(Required work):
Emit the entire listing verbatim.

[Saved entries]

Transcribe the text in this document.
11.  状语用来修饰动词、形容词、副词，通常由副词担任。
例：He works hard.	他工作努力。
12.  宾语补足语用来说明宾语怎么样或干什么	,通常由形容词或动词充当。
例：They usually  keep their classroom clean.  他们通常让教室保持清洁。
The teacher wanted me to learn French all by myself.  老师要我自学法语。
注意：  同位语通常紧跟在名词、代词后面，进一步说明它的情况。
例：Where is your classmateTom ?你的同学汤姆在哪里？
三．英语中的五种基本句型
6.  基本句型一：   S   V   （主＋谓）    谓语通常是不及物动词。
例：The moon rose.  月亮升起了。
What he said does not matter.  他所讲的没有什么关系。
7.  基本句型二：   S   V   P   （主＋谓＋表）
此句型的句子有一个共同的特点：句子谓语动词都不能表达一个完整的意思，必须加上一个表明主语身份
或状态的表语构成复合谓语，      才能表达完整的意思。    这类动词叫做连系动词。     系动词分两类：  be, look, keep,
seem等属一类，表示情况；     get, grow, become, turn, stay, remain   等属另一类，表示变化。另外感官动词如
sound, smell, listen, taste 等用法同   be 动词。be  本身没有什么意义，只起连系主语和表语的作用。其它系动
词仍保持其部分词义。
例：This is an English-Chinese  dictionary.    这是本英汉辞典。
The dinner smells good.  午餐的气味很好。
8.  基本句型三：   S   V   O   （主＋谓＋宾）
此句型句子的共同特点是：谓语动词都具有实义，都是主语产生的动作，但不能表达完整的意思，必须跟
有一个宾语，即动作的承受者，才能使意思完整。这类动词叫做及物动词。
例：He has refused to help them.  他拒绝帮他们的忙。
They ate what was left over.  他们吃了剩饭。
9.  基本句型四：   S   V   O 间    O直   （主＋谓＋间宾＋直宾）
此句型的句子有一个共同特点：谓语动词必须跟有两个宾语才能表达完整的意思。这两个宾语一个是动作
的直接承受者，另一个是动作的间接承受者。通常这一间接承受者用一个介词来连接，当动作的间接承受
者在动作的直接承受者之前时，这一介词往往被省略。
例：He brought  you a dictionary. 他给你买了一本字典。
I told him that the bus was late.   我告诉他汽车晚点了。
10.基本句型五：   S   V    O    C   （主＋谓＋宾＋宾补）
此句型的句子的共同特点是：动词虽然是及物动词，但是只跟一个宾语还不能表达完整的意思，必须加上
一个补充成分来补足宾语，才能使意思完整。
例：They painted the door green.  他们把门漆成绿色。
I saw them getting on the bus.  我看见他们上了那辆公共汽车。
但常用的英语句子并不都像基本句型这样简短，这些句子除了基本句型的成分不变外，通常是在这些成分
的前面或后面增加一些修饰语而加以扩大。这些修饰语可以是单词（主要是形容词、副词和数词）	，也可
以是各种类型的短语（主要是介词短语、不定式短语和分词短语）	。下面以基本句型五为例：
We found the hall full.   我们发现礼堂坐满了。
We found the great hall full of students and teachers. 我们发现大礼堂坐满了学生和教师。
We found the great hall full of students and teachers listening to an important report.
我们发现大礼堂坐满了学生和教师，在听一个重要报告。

(Full response):
Transcribe the text in this document.
11.  状语用来修饰动词、形容词、副词，通常由副词担任。
例：He works hard.	他工作努力。
12.  宾语补足语用来说明宾语怎么样或干什么	,通常由形容词或动词充当。
例：They usually  keep their classroom clean.  他们通常让教室保持清洁。
The teacher wanted me to learn French all by myself.  老师要我自学法语。
注意：  同位语通常紧跟在名词、代词后面，进一步说明它的情况。
例：Where is your classmateTom ?你的同学汤姆在哪里？
三．英语中的五种基本句型
6.  基本句型一：   S   V   （主＋谓）    谓语通常是不及物动词。
例：The moon rose.  月亮升起了。
What he said does not matter.  他所讲的没有什么关系。
7.  基本句型二：   S   V   P   （主＋谓＋表）
此句型的句子有一个共同的特点：句子谓语动词都不能表达一个完整的意思，必须加上一个表明主语身份
或状态的表语构成复合谓语，      才能表达完整的意思。    这类动词叫做连系动词。     系动词分两类：  be, look, keep,
seem等属一类，表示情况；     get, grow, become, turn, stay, remain   等属另一类，表示变化。另外感官动词如
sound, smell, listen, taste 等用法同   be 动词。be  本身没有什么意义，只起连系主语和表语的作用。其它系动
词仍保持其部分词义。
例：This is an English-Chinese  dictionary.    这是本英汉辞典。
The dinner smells good.  午餐的气味很好。
8.  基本句型三：   S   V   O   （主＋谓＋宾）
此句型句子的共同特点是：谓语动词都具有实义，都是主语产生的动作，但不能表达完整的意思，必须跟
有一个宾语，即动作的承受者，才能使意思完整。这类动词叫做及物动词。
例：He has refused to help them.  他拒绝帮他们的忙。
They ate what was left over.  他们吃了剩饭。
9.  基本句型四：   S   V   O 间    O直   （主＋谓＋间宾＋直宾）
此句型的句子有一个共同特点：谓语动词必须跟有两个宾语才能表达完整的意思。这两个宾语一个是动作
的直接承受者，另一个是动作的间接承受者。通常这一间接承受者用一个介词来连接，当动作的间接承受
者在动作的直接承受者之前时，这一介词往往被省略。
例：He brought  you a dictionary. 他给你买了一本字典。
I told him that the bus was late.   我告诉他汽车晚点了。
10.基本句型五：   S   V    O    C   （主＋谓＋宾＋宾补）
此句型的句子的共同特点是：动词虽然是及物动词，但是只跟一个宾语还不能表达完整的意思，必须加上
一个补充成分来补足宾语，才能使意思完整。
例：They painted the door green.  他们把门漆成绿色。
I saw them getting on the bus.  我看见他们上了那辆公共汽车。
但常用的英语句子并不都像基本句型这样简短，这些句子除了基本句型的成分不变外，通常是在这些成分
的前面或后面增加一些修饰语而加以扩大。这些修饰语可以是单词（主要是形容词、副词和数词）	，也可
以是各种类型的短语（主要是介词短语、不定式短语和分词短语）	。下面以基本句型五为例：
We found the hall full.   我们发现礼堂坐满了。
We found the great hall full of students and teachers. 我们发现大礼堂坐满了学生和教师。
We found the great hall full of students and teachers listening to an important report.
我们发现大礼堂坐满了学生和教师，在听一个重要报告。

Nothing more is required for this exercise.